Task brief
Transcribe the listing that follows in full, omitting pictures.

Entries provided
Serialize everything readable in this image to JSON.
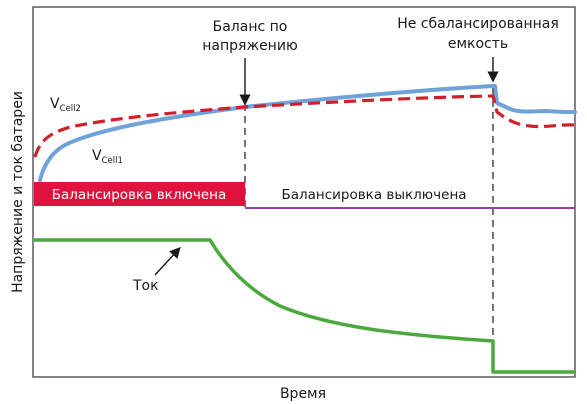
{
  "annotations": {
    "voltage_balance": [
      "Баланс по",
      "напряжению"
    ],
    "unbalanced_capacity": [
      "Не сбалансированная",
      "емкость"
    ]
  },
  "traces": {
    "vcell2": {
      "main": "V",
      "sub": "Cell2"
    },
    "vcell1": {
      "main": "V",
      "sub": "Cell1"
    },
    "current": "Ток"
  },
  "balancing": {
    "on": "Балансировка включена",
    "off": "Балансировка выключена"
  },
  "axes": {
    "x_label": "Время",
    "y_label": "Напряжение и ток батареи"
  },
  "colors": {
    "vcell1": "#6fa2d8",
    "vcell2": "#d0202a",
    "current": "#4aa93c",
    "balancing_on": "#e0133e",
    "balancing_off": "#9b3f9f",
    "frame": "#333333"
  }
}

Response to the task
Serialize everything readable in this image to JSON.
{
  "annotations": {
    "voltage_balance": [
      "Баланс по",
      "напряжению"
    ],
    "unbalanced_capacity": [
      "Не сбалансированная",
      "емкость"
    ]
  },
  "traces": {
    "vcell2": {
      "main": "V",
      "sub": "Cell2"
    },
    "vcell1": {
      "main": "V",
      "sub": "Cell1"
    },
    "current": "Ток"
  },
  "balancing": {
    "on": "Балансировка включена",
    "off": "Балансировка выключена"
  },
  "axes": {
    "x_label": "Время",
    "y_label": "Напряжение и ток батареи"
  },
  "colors": {
    "vcell1": "#6fa2d8",
    "vcell2": "#d0202a",
    "current": "#4aa93c",
    "balancing_on": "#e0133e",
    "balancing_off": "#9b3f9f",
    "frame": "#333333"
  }
}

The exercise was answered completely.